Stored data
====

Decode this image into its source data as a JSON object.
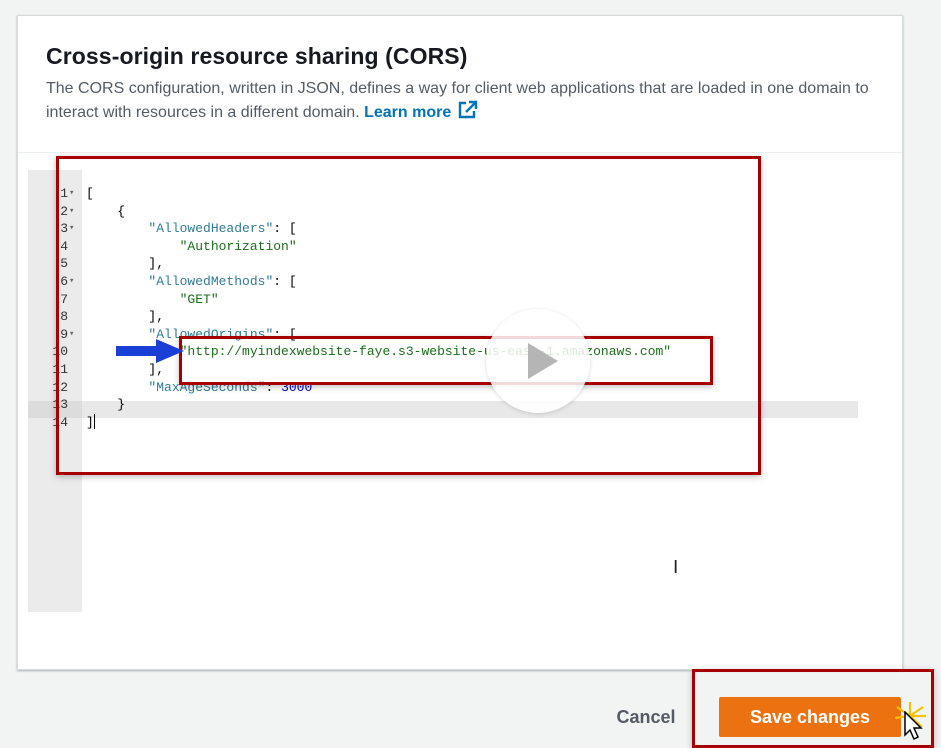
{
  "modal": {
    "title": "Cross-origin resource sharing (CORS)",
    "description": "The CORS configuration, written in JSON, defines a way for client web applications that are loaded in one domain to interact with resources in a different domain.",
    "learn_more": "Learn more",
    "external_icon": "external-link-icon"
  },
  "editor": {
    "lines": [
      {
        "n": "1",
        "fold": true,
        "parts": [
          {
            "t": "[",
            "c": ""
          }
        ]
      },
      {
        "n": "2",
        "fold": true,
        "parts": [
          {
            "t": "    {",
            "c": ""
          }
        ]
      },
      {
        "n": "3",
        "fold": true,
        "parts": [
          {
            "t": "        ",
            "c": ""
          },
          {
            "t": "\"AllowedHeaders\"",
            "c": "key"
          },
          {
            "t": ": [",
            "c": ""
          }
        ]
      },
      {
        "n": "4",
        "fold": false,
        "parts": [
          {
            "t": "            ",
            "c": ""
          },
          {
            "t": "\"Authorization\"",
            "c": "str"
          }
        ]
      },
      {
        "n": "5",
        "fold": false,
        "parts": [
          {
            "t": "        ],",
            "c": ""
          }
        ]
      },
      {
        "n": "6",
        "fold": true,
        "parts": [
          {
            "t": "        ",
            "c": ""
          },
          {
            "t": "\"AllowedMethods\"",
            "c": "key"
          },
          {
            "t": ": [",
            "c": ""
          }
        ]
      },
      {
        "n": "7",
        "fold": false,
        "parts": [
          {
            "t": "            ",
            "c": ""
          },
          {
            "t": "\"GET\"",
            "c": "str"
          }
        ]
      },
      {
        "n": "8",
        "fold": false,
        "parts": [
          {
            "t": "        ],",
            "c": ""
          }
        ]
      },
      {
        "n": "9",
        "fold": true,
        "parts": [
          {
            "t": "        ",
            "c": ""
          },
          {
            "t": "\"AllowedOrigins\"",
            "c": "key"
          },
          {
            "t": ": [",
            "c": ""
          }
        ]
      },
      {
        "n": "10",
        "fold": false,
        "parts": [
          {
            "t": "            ",
            "c": ""
          },
          {
            "t": "\"http://myindexwebsite-faye.s3-website-us-east-1.amazonaws.com\"",
            "c": "str"
          }
        ]
      },
      {
        "n": "11",
        "fold": false,
        "parts": [
          {
            "t": "        ],",
            "c": ""
          }
        ]
      },
      {
        "n": "12",
        "fold": false,
        "parts": [
          {
            "t": "        ",
            "c": ""
          },
          {
            "t": "\"MaxAgeSeconds\"",
            "c": "key"
          },
          {
            "t": ": ",
            "c": ""
          },
          {
            "t": "3000",
            "c": "num"
          }
        ]
      },
      {
        "n": "13",
        "fold": false,
        "parts": [
          {
            "t": "    }",
            "c": ""
          }
        ]
      },
      {
        "n": "14",
        "fold": false,
        "parts": [
          {
            "t": "]",
            "c": ""
          }
        ]
      }
    ],
    "active_line": "14"
  },
  "footer": {
    "cancel_label": "Cancel",
    "save_label": "Save changes"
  },
  "overlay": {
    "play_icon": "play-icon",
    "arrow_icon": "arrow-right-icon",
    "annotation_color": "#a80000",
    "arrow_color": "#1a3fd6"
  },
  "colors": {
    "primary_button": "#ec7211",
    "link": "#0073bb"
  }
}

====

■ TASK ■
Extract each line from the entries above that contains the string "icon".

■ ANSWER TO THIS TASK ■
    "external_icon": "external-link-icon"
    "play_icon": "play-icon",
    "arrow_icon": "arrow-right-icon",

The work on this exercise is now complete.